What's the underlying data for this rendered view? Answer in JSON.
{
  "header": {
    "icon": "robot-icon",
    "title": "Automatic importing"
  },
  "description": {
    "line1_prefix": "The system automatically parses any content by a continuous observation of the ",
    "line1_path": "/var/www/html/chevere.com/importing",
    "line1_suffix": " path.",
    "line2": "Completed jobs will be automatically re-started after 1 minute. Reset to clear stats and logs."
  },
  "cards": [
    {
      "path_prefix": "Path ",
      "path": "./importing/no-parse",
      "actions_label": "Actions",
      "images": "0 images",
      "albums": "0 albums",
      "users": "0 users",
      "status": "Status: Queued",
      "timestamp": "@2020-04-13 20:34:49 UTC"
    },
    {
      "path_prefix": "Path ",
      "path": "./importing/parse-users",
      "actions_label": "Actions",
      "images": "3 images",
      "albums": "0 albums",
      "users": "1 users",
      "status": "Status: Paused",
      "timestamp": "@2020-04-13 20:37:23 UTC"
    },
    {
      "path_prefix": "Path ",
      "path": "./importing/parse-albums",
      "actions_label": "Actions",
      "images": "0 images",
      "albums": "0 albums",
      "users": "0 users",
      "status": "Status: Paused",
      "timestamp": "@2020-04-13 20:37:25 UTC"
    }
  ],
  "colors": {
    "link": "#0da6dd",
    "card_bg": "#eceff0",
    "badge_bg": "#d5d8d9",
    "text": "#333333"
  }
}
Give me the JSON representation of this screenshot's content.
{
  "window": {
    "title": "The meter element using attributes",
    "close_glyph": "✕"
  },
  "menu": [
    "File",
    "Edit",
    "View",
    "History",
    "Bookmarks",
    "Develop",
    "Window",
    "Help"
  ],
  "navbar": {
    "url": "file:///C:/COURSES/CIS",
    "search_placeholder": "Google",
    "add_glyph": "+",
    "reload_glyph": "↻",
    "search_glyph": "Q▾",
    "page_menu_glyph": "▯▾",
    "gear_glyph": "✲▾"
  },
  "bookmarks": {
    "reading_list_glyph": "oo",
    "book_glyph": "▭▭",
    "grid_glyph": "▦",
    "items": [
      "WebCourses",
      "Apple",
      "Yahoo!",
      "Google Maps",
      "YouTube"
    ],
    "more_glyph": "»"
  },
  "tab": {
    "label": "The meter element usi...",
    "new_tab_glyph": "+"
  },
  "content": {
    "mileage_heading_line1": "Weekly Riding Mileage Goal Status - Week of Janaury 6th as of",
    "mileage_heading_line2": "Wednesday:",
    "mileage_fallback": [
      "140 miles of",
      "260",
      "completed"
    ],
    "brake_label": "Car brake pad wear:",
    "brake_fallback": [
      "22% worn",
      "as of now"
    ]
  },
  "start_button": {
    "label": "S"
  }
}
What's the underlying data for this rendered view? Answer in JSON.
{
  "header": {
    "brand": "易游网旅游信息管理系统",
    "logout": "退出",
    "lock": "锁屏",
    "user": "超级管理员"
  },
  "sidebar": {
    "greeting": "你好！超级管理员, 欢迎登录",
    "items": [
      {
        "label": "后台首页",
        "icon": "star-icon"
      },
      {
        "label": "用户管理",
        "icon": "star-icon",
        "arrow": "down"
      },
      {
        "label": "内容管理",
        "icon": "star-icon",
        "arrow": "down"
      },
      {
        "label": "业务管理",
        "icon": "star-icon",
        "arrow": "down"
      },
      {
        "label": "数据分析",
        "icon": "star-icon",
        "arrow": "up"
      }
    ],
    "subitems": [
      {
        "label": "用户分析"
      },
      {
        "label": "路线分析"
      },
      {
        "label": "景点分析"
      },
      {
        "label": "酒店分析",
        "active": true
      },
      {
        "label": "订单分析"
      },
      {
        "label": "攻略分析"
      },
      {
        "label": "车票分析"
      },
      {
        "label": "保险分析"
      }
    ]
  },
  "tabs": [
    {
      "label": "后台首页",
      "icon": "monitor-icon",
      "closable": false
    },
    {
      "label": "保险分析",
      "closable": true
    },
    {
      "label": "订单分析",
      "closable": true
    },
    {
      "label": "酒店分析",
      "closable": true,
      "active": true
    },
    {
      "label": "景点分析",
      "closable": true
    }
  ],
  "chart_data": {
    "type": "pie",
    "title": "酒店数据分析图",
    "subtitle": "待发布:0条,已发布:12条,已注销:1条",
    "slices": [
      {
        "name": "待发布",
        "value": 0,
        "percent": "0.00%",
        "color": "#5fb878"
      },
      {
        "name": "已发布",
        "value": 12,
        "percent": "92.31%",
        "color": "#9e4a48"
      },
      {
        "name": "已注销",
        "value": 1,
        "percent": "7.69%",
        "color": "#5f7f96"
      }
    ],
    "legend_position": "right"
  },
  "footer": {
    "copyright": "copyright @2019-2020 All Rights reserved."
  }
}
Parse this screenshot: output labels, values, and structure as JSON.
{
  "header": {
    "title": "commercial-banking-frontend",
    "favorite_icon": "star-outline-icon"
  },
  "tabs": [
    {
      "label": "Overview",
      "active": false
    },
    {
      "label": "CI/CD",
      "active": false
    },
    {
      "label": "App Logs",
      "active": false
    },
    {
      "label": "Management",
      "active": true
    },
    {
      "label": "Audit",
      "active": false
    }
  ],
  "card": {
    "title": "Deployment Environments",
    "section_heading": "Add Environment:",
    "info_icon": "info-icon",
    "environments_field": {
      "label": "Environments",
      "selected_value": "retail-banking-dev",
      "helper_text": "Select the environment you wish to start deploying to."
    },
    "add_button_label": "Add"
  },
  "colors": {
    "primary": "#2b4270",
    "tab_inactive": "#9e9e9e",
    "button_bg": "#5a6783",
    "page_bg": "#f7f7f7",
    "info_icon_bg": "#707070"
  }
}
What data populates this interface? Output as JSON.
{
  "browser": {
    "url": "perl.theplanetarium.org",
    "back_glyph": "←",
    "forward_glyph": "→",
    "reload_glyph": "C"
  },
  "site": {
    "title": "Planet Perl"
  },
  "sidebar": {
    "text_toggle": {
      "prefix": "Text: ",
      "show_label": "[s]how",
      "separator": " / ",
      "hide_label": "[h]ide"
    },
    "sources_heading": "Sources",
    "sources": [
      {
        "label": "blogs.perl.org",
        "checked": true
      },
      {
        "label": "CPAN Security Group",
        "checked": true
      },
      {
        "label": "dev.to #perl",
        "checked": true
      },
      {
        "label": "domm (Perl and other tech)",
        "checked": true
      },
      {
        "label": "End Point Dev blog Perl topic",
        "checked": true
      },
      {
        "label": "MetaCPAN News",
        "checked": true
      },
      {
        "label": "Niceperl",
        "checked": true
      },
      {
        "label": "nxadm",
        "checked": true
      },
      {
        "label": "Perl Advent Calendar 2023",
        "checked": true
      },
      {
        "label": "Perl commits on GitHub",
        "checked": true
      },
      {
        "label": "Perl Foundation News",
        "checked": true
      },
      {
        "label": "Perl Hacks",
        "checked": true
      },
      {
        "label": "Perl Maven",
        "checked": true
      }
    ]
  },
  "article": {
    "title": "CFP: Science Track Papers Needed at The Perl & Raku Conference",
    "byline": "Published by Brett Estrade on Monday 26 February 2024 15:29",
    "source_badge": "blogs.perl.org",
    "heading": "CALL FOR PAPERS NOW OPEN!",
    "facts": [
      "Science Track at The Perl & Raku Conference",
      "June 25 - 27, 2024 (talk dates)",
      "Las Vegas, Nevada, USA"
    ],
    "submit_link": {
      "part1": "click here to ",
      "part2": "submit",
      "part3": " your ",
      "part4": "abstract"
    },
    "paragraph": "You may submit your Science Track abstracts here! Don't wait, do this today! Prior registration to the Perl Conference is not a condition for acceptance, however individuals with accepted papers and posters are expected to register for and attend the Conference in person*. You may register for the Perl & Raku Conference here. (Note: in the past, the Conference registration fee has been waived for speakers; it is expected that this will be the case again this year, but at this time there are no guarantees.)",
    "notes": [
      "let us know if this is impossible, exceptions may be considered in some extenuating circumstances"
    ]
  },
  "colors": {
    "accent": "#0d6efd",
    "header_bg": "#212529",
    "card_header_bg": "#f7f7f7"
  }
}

——————————

▶ _Given request_: Pick out each line containing the string "will" and copy it.

▶ _Solution to the exercise_:
    "line2": "Completed jobs will be automatically re-started after 1 minute. Reset to clear stats and logs."
    "paragraph": "You may submit your Science Track abstracts here! Don't wait, do this today! Prior registration to the Perl Conference is not a condition for acceptance, however individuals with accepted papers and posters are expected to register for and attend the Conference in person*. You may register for the Perl & Raku Conference here. (Note: in the past, the Conference registration fee has been waived for speakers; it is expected that this will be the case again this year, but at this time there are no guarantees.)",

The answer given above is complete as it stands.